**** Dataset rows

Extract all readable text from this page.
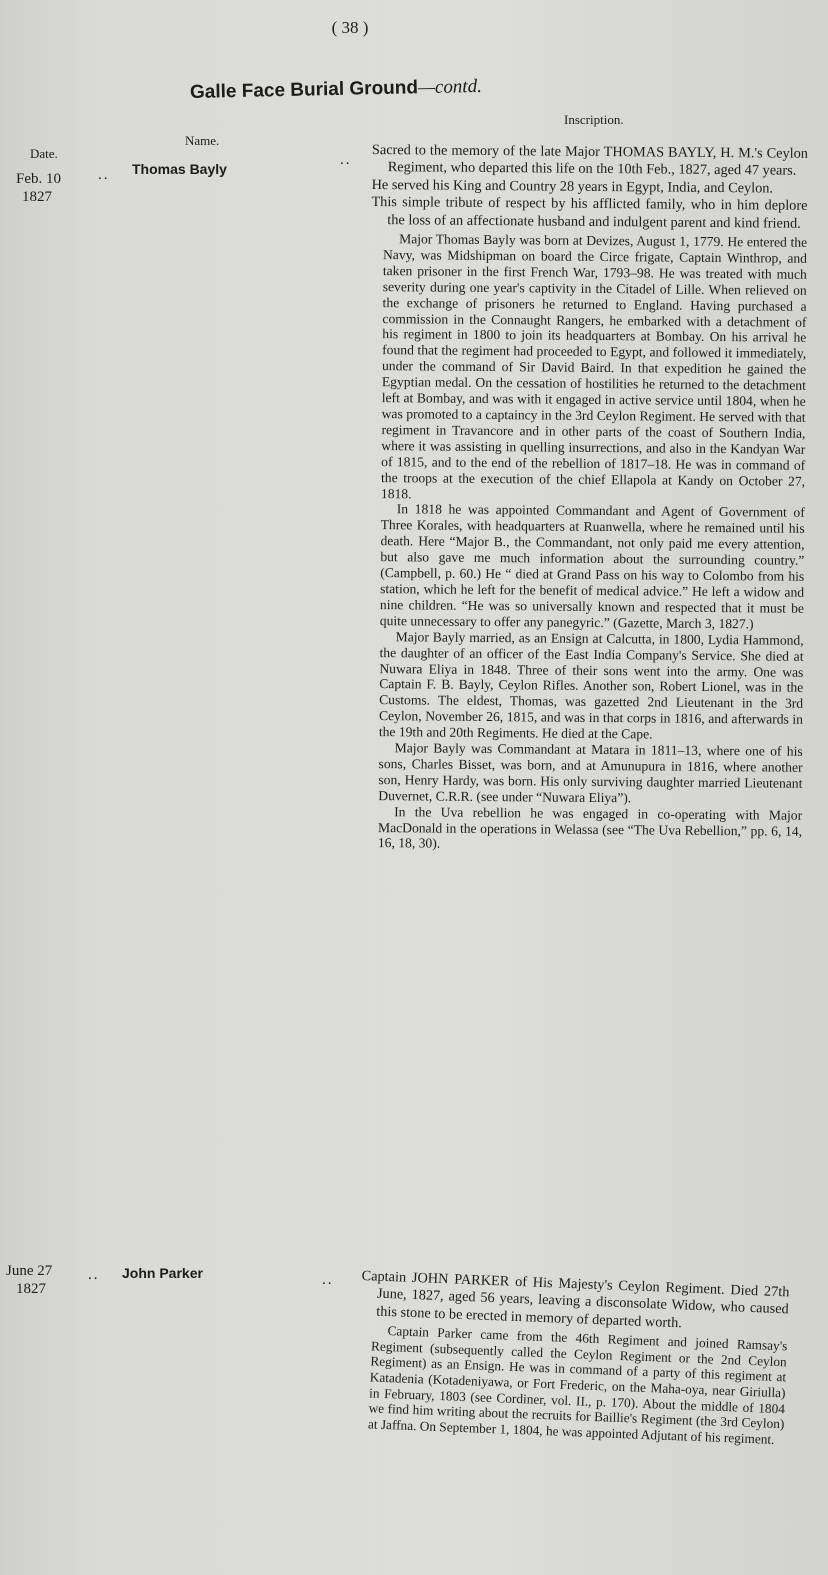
( 38 )
Galle Face Burial Ground—contd.
Date.
Name.
Inscription.
Feb. 10
1827
.. Thomas Bayly
.. Sacred to the memory of the late Major THOMAS BAYLY, H. M.'s Ceylon Regiment, who departed this life on the 10th Feb., 1827, aged 47 years.

He served his King and Country 28 years in Egypt, India, and Ceylon.

This simple tribute of respect by his afflicted family, who in him deplore the loss of an affectionate husband and indulgent parent and kind friend.

Major Thomas Bayly was born at Devizes, August 1, 1779. He entered the Navy, was Midshipman on board the Circe frigate, Captain Winthrop, and taken prisoner in the first French War, 1793–98. He was treated with much severity during one year's captivity in the Citadel of Lille. When relieved on the exchange of prisoners he returned to England. Having purchased a commission in the Connaught Rangers, he embarked with a detachment of his regiment in 1800 to join its headquarters at Bombay. On his arrival he found that the regiment had proceeded to Egypt, and followed it immediately, under the command of Sir David Baird. In that expedition he gained the Egyptian medal. On the cessation of hostilities he returned to the detachment left at Bombay, and was with it engaged in active service until 1804, when he was promoted to a captaincy in the 3rd Ceylon Regiment. He served with that regiment in Travancore and in other parts of the coast of Southern India, where it was assisting in quelling insurrections, and also in the Kandyan War of 1815, and to the end of the rebellion of 1817–18. He was in command of the troops at the execution of the chief Ellapola at Kandy on October 27, 1818.

In 1818 he was appointed Commandant and Agent of Government of Three Korales, with headquarters at Ruanwella, where he remained until his death. Here “Major B., the Commandant, not only paid me every attention, but also gave me much information about the surrounding country.” (Campbell, p. 60.) He “ died at Grand Pass on his way to Colombo from his station, which he left for the benefit of medical advice.” He left a widow and nine children. “He was so universally known and respected that it must be quite unnecessary to offer any panegyric.” (Gazette, March 3, 1827.)

Major Bayly married, as an Ensign at Calcutta, in 1800, Lydia Hammond, the daughter of an officer of the East India Company's Service. She died at Nuwara Eliya in 1848. Three of their sons went into the army. One was Captain F. B. Bayly, Ceylon Rifles. Another son, Robert Lionel, was in the Customs. The eldest, Thomas, was gazetted 2nd Lieutenant in the 3rd Ceylon, November 26, 1815, and was in that corps in 1816, and afterwards in the 19th and 20th Regiments. He died at the Cape.

Major Bayly was Commandant at Matara in 1811–13, where one of his sons, Charles Bisset, was born, and at Amunupura in 1816, where another son, Henry Hardy, was born. His only surviving daughter married Lieutenant Duvernet, C.R.R. (see under “Nuwara Eliya”).

In the Uva rebellion he was engaged in co-operating with Major MacDonald in the operations in Welassa (see “The Uva Rebellion,” pp. 6, 14, 16, 18, 30).

June 27
1827
.. John Parker	.. Captain JOHN PARKER of His Majesty's Ceylon Regiment. Died 27th June, 1827, aged 56 years, leaving a disconsolate Widow, who caused this stone to be erected in memory of departed worth.

Captain Parker came from the 46th Regiment and joined Ramsay's Regiment (subsequently called the Ceylon Regiment or the 2nd Ceylon Regiment) as an Ensign. He was in command of a party of this regiment at Katadenia (Kotadeniyawa, or Fort Frederic, on the Maha-oya, near Giriulla) in February, 1803 (see Cordiner, vol. II., p. 170). About the middle of 1804 we find him writing about the recruits for Baillie's Regiment (the 3rd Ceylon) at Jaffna. On September 1, 1804, he was appointed Adjutant of his regiment.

********

* [Exercise] Copy each line from the records above that includes the string "Eliya".

* [Written response]
Major Bayly married, as an Ensign at Calcutta, in 1800, Lydia Hammond, the daughter of an officer of the East India Company's Service. She died at Nuwara Eliya in 1848. Three of their sons went into the army. One was Captain F. B. Bayly, Ceylon Rifles. Another son, Robert Lionel, was in the Customs. The eldest, Thomas, was gazetted 2nd Lieutenant in the 3rd Ceylon, November 26, 1815, and was in that corps in 1816, and afterwards in the 19th and 20th Regiments. He died at the Cape.
Major Bayly was Commandant at Matara in 1811–13, where one of his sons, Charles Bisset, was born, and at Amunupura in 1816, where another son, Henry Hardy, was born. His only surviving daughter married Lieutenant Duvernet, C.R.R. (see under “Nuwara Eliya”).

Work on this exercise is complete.